### SHORT PROBLEM
Each entry here needs to be set down again exactly, please; pictures are left out.

** START DATA LISTING **

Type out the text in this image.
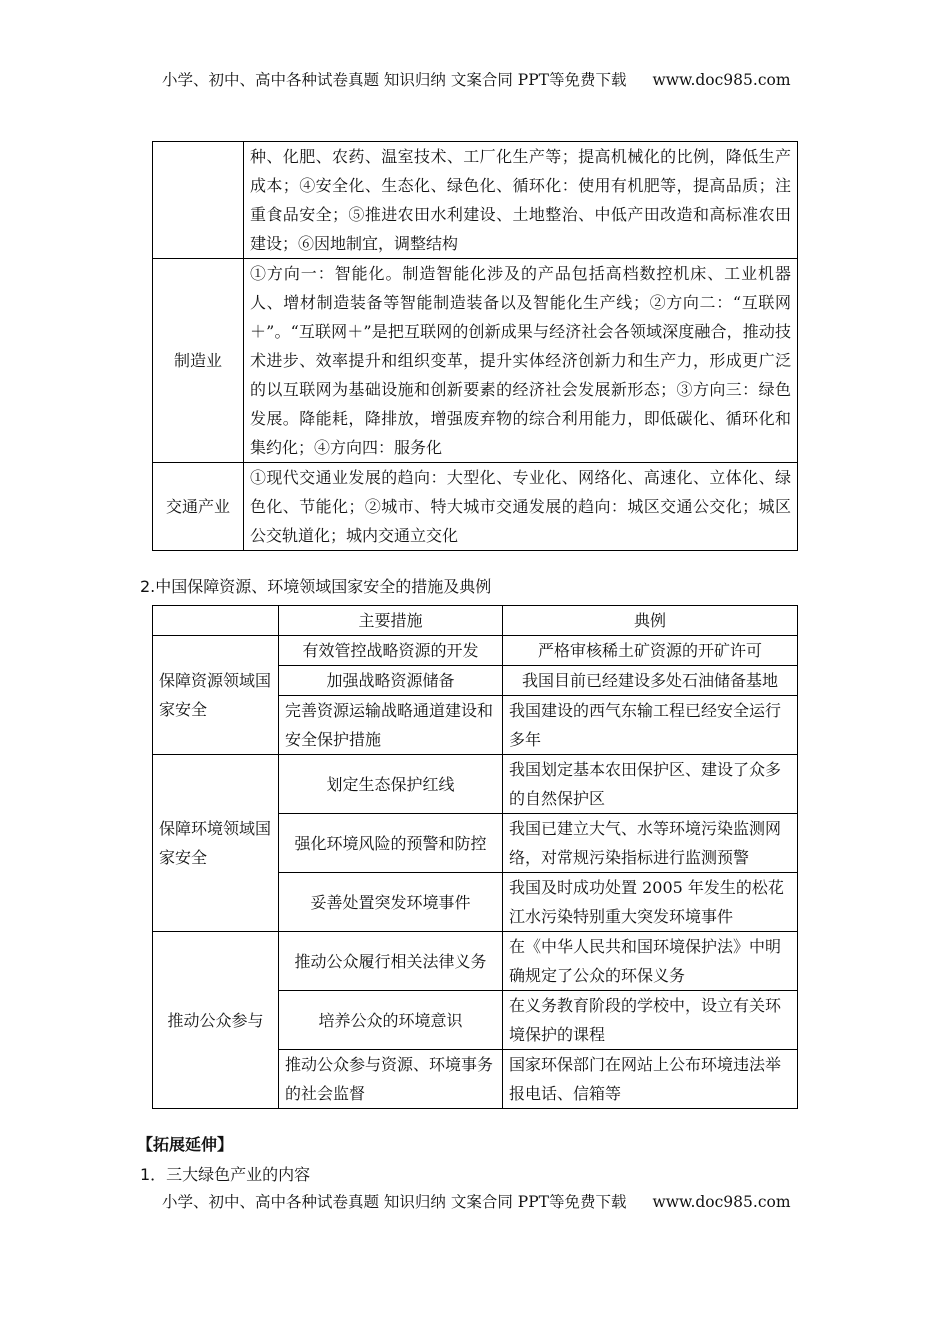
小学、初中、高中各种试卷真题 知识归纳 文案合同 PPT等免费下载 www.doc985.com
	种、化肥、农药、温室技术、工厂化生产等；提高机械化的比例，降低生产成本；④安全化、生态化、绿色化、循环化：使用有机肥等，提高品质；注重食品安全；⑤推进农田水利建设、土地整治、中低产田改造和高标准农田建设；⑥因地制宜，调整结构
制造业	①方向一：智能化。制造智能化涉及的产品包括高档数控机床、工业机器人、增材制造装备等智能制造装备以及智能化生产线；②方向二：“互联网＋”。“互联网＋”是把互联网的创新成果与经济社会各领域深度融合，推动技术进步、效率提升和组织变革，提升实体经济创新力和生产力，形成更广泛的以互联网为基础设施和创新要素的经济社会发展新形态；③方向三：绿色发展。降能耗，降排放，增强废弃物的综合利用能力，即低碳化、循环化和集约化；④方向四：服务化
交通产业	①现代交通业发展的趋向：大型化、专业化、网络化、高速化、立体化、绿色化、节能化；②城市、特大城市交通发展的趋向：城区交通公交化；城区公交轨道化；城内交通立交化
2.中国保障资源、环境领域国家安全的措施及典例
	主要措施	典例
保障资源领域国家安全	有效管控战略资源的开发	严格审核稀土矿资源的开矿许可
	加强战略资源储备	我国目前已经建设多处石油储备基地
	完善资源运输战略通道建设和安全保护措施	我国建设的西气东输工程已经安全运行多年
保障环境领域国家安全	划定生态保护红线	我国划定基本农田保护区、建设了众多的自然保护区
	强化环境风险的预警和防控	我国已建立大气、水等环境污染监测网络，对常规污染指标进行监测预警
	妥善处置突发环境事件	我国及时成功处置 2005 年发生的松花江水污染特别重大突发环境事件
推动公众参与	推动公众履行相关法律义务	在《中华人民共和国环境保护法》中明确规定了公众的环保义务
	培养公众的环境意识	在义务教育阶段的学校中，设立有关环境保护的课程
	推动公众参与资源、环境事务的社会监督	国家环保部门在网站上公布环境违法举报电话、信箱等
【拓展延伸】
1．三大绿色产业的内容
小学、初中、高中各种试卷真题 知识归纳 文案合同 PPT等免费下载 www.doc985.com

** END DATA LISTING **

### FINAL RESULT
Type out the text in this image.
小学、初中、高中各种试卷真题 知识归纳 文案合同 PPT等免费下载 www.doc985.com
	种、化肥、农药、温室技术、工厂化生产等；提高机械化的比例，降低生产成本；④安全化、生态化、绿色化、循环化：使用有机肥等，提高品质；注重食品安全；⑤推进农田水利建设、土地整治、中低产田改造和高标准农田建设；⑥因地制宜，调整结构
制造业	①方向一：智能化。制造智能化涉及的产品包括高档数控机床、工业机器人、增材制造装备等智能制造装备以及智能化生产线；②方向二：“互联网＋”。“互联网＋”是把互联网的创新成果与经济社会各领域深度融合，推动技术进步、效率提升和组织变革，提升实体经济创新力和生产力，形成更广泛的以互联网为基础设施和创新要素的经济社会发展新形态；③方向三：绿色发展。降能耗，降排放，增强废弃物的综合利用能力，即低碳化、循环化和集约化；④方向四：服务化
交通产业	①现代交通业发展的趋向：大型化、专业化、网络化、高速化、立体化、绿色化、节能化；②城市、特大城市交通发展的趋向：城区交通公交化；城区公交轨道化；城内交通立交化
2.中国保障资源、环境领域国家安全的措施及典例
	主要措施	典例
保障资源领域国家安全	有效管控战略资源的开发	严格审核稀土矿资源的开矿许可
	加强战略资源储备	我国目前已经建设多处石油储备基地
	完善资源运输战略通道建设和安全保护措施	我国建设的西气东输工程已经安全运行多年
保障环境领域国家安全	划定生态保护红线	我国划定基本农田保护区、建设了众多的自然保护区
	强化环境风险的预警和防控	我国已建立大气、水等环境污染监测网络，对常规污染指标进行监测预警
	妥善处置突发环境事件	我国及时成功处置 2005 年发生的松花江水污染特别重大突发环境事件
推动公众参与	推动公众履行相关法律义务	在《中华人民共和国环境保护法》中明确规定了公众的环保义务
	培养公众的环境意识	在义务教育阶段的学校中，设立有关环境保护的课程
	推动公众参与资源、环境事务的社会监督	国家环保部门在网站上公布环境违法举报电话、信箱等
【拓展延伸】
1．三大绿色产业的内容
小学、初中、高中各种试卷真题 知识归纳 文案合同 PPT等免费下载 www.doc985.com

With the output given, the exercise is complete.